▶ [WORK TO BE COMPLETED]: What follows is a set of records; repeat all of them exactly.

▶ [DATA RECORDS]:
* BEGIN *

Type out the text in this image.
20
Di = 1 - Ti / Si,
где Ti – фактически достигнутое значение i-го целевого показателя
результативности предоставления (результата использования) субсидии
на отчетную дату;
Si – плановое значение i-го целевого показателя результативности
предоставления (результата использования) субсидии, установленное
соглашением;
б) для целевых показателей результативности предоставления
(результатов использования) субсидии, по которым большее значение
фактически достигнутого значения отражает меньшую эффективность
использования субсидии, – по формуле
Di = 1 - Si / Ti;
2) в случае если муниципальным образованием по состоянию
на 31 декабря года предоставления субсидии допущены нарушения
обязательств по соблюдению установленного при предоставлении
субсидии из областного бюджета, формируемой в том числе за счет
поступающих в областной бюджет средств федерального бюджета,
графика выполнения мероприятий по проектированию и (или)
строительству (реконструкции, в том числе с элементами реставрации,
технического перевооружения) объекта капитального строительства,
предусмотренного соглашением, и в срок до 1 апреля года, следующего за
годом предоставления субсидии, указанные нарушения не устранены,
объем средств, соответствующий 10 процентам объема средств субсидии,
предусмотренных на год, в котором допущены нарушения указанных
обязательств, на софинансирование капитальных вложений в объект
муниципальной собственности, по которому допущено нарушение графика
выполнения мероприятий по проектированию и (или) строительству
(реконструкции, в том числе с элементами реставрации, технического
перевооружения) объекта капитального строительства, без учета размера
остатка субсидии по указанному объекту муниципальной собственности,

* END *

▶ [TASK RESULT]:
Type out the text in this image.
20
Di = 1 - Ti / Si,
где Ti – фактически достигнутое значение i-го целевого показателя
результативности предоставления (результата использования) субсидии
на отчетную дату;
Si – плановое значение i-го целевого показателя результативности
предоставления (результата использования) субсидии, установленное
соглашением;
б) для целевых показателей результативности предоставления
(результатов использования) субсидии, по которым большее значение
фактически достигнутого значения отражает меньшую эффективность
использования субсидии, – по формуле
Di = 1 - Si / Ti;
2) в случае если муниципальным образованием по состоянию
на 31 декабря года предоставления субсидии допущены нарушения
обязательств по соблюдению установленного при предоставлении
субсидии из областного бюджета, формируемой в том числе за счет
поступающих в областной бюджет средств федерального бюджета,
графика выполнения мероприятий по проектированию и (или)
строительству (реконструкции, в том числе с элементами реставрации,
технического перевооружения) объекта капитального строительства,
предусмотренного соглашением, и в срок до 1 апреля года, следующего за
годом предоставления субсидии, указанные нарушения не устранены,
объем средств, соответствующий 10 процентам объема средств субсидии,
предусмотренных на год, в котором допущены нарушения указанных
обязательств, на софинансирование капитальных вложений в объект
муниципальной собственности, по которому допущено нарушение графика
выполнения мероприятий по проектированию и (или) строительству
(реконструкции, в том числе с элементами реставрации, технического
перевооружения) объекта капитального строительства, без учета размера
остатка субсидии по указанному объекту муниципальной собственности,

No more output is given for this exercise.